── RECORDS FOR THIS TASK

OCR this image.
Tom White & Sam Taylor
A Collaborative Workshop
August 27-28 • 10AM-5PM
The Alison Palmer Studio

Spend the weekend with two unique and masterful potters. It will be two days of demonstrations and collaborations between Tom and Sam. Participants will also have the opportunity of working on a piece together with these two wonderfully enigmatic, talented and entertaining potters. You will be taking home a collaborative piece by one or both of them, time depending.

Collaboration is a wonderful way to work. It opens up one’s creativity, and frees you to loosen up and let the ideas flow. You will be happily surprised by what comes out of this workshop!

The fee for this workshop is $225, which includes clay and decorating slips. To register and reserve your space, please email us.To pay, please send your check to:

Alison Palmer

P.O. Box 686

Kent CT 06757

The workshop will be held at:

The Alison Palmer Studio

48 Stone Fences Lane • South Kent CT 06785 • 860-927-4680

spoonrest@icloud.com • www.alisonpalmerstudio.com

────

The listing above should be transcribed in full, exactly as written.

* _TASK ANSWER_:
OCR this image.
Tom White & Sam Taylor
A Collaborative Workshop
August 27-28 • 10AM-5PM
The Alison Palmer Studio

Spend the weekend with two unique and masterful potters. It will be two days of demonstrations and collaborations between Tom and Sam. Participants will also have the opportunity of working on a piece together with these two wonderfully enigmatic, talented and entertaining potters. You will be taking home a collaborative piece by one or both of them, time depending.

Collaboration is a wonderful way to work. It opens up one’s creativity, and frees you to loosen up and let the ideas flow. You will be happily surprised by what comes out of this workshop!

The fee for this workshop is $225, which includes clay and decorating slips. To register and reserve your space, please email us.To pay, please send your check to:

Alison Palmer

P.O. Box 686

Kent CT 06757

The workshop will be held at:

The Alison Palmer Studio

48 Stone Fences Lane • South Kent CT 06785 • 860-927-4680

spoonrest@icloud.com • www.alisonpalmerstudio.com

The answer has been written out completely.